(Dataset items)

++++++

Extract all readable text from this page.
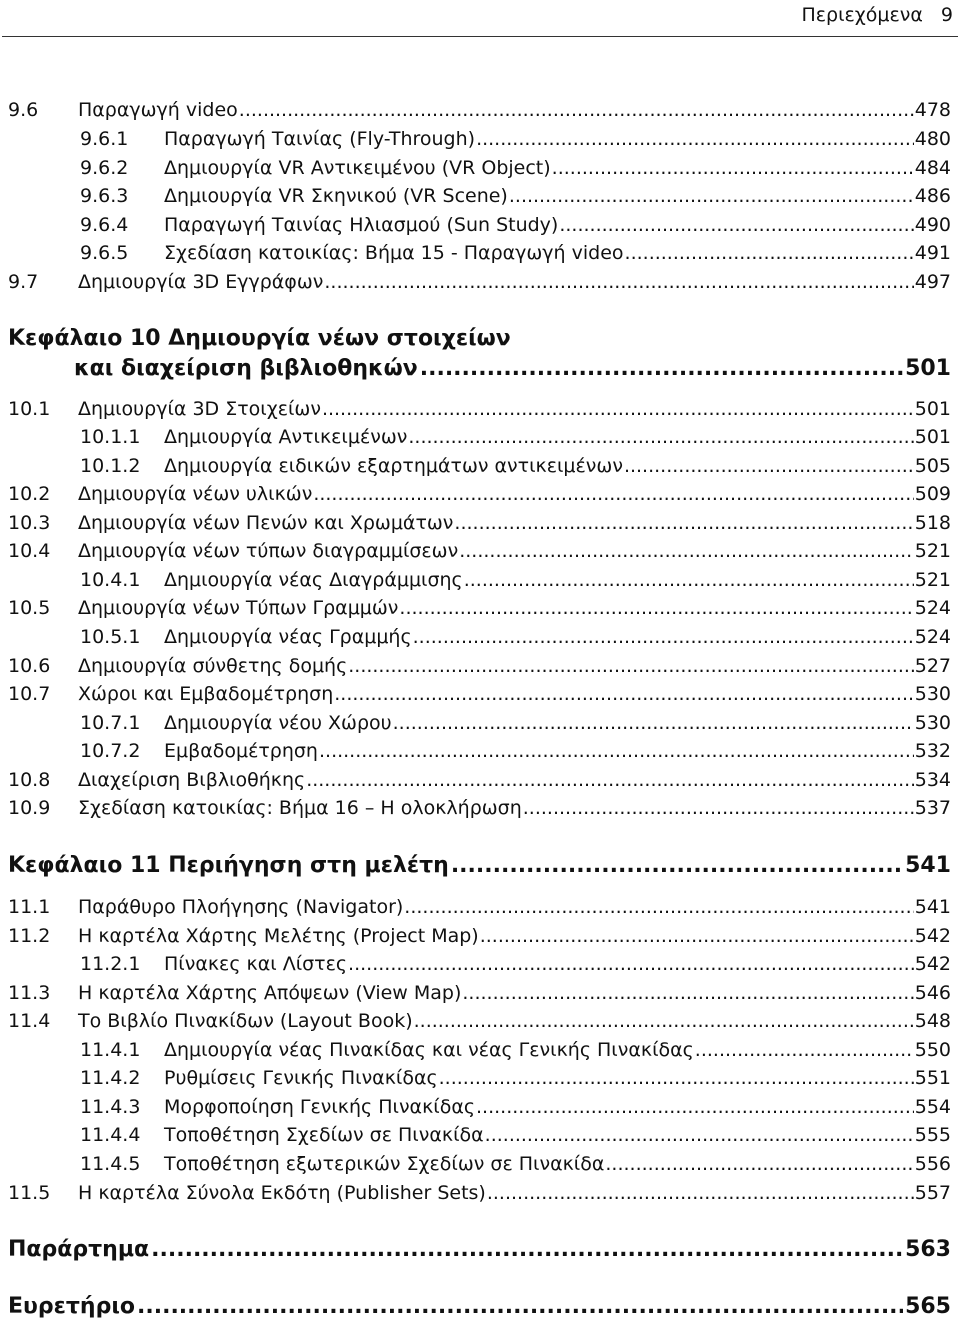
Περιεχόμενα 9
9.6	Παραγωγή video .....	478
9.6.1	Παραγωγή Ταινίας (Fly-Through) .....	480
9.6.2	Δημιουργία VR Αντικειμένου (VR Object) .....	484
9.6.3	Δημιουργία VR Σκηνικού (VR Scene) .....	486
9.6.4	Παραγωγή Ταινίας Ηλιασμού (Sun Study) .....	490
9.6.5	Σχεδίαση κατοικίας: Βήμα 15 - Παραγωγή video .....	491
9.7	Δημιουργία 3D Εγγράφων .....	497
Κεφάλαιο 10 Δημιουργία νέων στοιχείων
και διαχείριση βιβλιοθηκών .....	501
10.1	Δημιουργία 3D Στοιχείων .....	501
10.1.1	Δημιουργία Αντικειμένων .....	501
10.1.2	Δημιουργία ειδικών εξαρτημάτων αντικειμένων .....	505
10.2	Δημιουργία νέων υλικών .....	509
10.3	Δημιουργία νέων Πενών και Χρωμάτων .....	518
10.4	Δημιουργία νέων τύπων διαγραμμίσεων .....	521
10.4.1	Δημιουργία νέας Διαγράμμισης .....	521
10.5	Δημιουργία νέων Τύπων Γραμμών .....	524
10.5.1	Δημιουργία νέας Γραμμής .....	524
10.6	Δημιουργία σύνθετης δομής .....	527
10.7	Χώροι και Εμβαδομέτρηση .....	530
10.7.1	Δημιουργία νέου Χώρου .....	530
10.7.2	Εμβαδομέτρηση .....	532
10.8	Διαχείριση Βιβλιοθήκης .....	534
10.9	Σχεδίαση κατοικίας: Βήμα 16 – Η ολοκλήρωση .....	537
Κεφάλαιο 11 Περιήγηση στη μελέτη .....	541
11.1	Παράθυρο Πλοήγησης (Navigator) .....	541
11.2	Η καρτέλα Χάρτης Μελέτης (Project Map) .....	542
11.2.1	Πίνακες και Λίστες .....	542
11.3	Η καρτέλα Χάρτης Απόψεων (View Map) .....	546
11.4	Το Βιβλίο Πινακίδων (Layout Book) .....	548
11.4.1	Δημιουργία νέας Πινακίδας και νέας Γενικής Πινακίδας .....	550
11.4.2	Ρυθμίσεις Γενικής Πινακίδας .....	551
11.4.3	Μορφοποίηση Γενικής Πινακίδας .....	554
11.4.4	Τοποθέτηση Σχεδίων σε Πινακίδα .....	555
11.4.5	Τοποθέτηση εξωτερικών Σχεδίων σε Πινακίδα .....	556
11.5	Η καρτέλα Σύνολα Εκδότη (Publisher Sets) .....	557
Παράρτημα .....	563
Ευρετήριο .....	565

++++++

- _WORK TO DO_:
Would you set down the listing exactly, omitting pictures?

- _SOLUTION FOR THIS EXERCISE_:
Extract all readable text from this page.
Περιεχόμενα 9
9.6	Παραγωγή video .....	478
9.6.1	Παραγωγή Ταινίας (Fly-Through) .....	480
9.6.2	Δημιουργία VR Αντικειμένου (VR Object) .....	484
9.6.3	Δημιουργία VR Σκηνικού (VR Scene) .....	486
9.6.4	Παραγωγή Ταινίας Ηλιασμού (Sun Study) .....	490
9.6.5	Σχεδίαση κατοικίας: Βήμα 15 - Παραγωγή video .....	491
9.7	Δημιουργία 3D Εγγράφων .....	497
Κεφάλαιο 10 Δημιουργία νέων στοιχείων
και διαχείριση βιβλιοθηκών .....	501
10.1	Δημιουργία 3D Στοιχείων .....	501
10.1.1	Δημιουργία Αντικειμένων .....	501
10.1.2	Δημιουργία ειδικών εξαρτημάτων αντικειμένων .....	505
10.2	Δημιουργία νέων υλικών .....	509
10.3	Δημιουργία νέων Πενών και Χρωμάτων .....	518
10.4	Δημιουργία νέων τύπων διαγραμμίσεων .....	521
10.4.1	Δημιουργία νέας Διαγράμμισης .....	521
10.5	Δημιουργία νέων Τύπων Γραμμών .....	524
10.5.1	Δημιουργία νέας Γραμμής .....	524
10.6	Δημιουργία σύνθετης δομής .....	527
10.7	Χώροι και Εμβαδομέτρηση .....	530
10.7.1	Δημιουργία νέου Χώρου .....	530
10.7.2	Εμβαδομέτρηση .....	532
10.8	Διαχείριση Βιβλιοθήκης .....	534
10.9	Σχεδίαση κατοικίας: Βήμα 16 – Η ολοκλήρωση .....	537
Κεφάλαιο 11 Περιήγηση στη μελέτη .....	541
11.1	Παράθυρο Πλοήγησης (Navigator) .....	541
11.2	Η καρτέλα Χάρτης Μελέτης (Project Map) .....	542
11.2.1	Πίνακες και Λίστες .....	542
11.3	Η καρτέλα Χάρτης Απόψεων (View Map) .....	546
11.4	Το Βιβλίο Πινακίδων (Layout Book) .....	548
11.4.1	Δημιουργία νέας Πινακίδας και νέας Γενικής Πινακίδας .....	550
11.4.2	Ρυθμίσεις Γενικής Πινακίδας .....	551
11.4.3	Μορφοποίηση Γενικής Πινακίδας .....	554
11.4.4	Τοποθέτηση Σχεδίων σε Πινακίδα .....	555
11.4.5	Τοποθέτηση εξωτερικών Σχεδίων σε Πινακίδα .....	556
11.5	Η καρτέλα Σύνολα Εκδότη (Publisher Sets) .....	557
Παράρτημα .....	563
Ευρετήριο .....	565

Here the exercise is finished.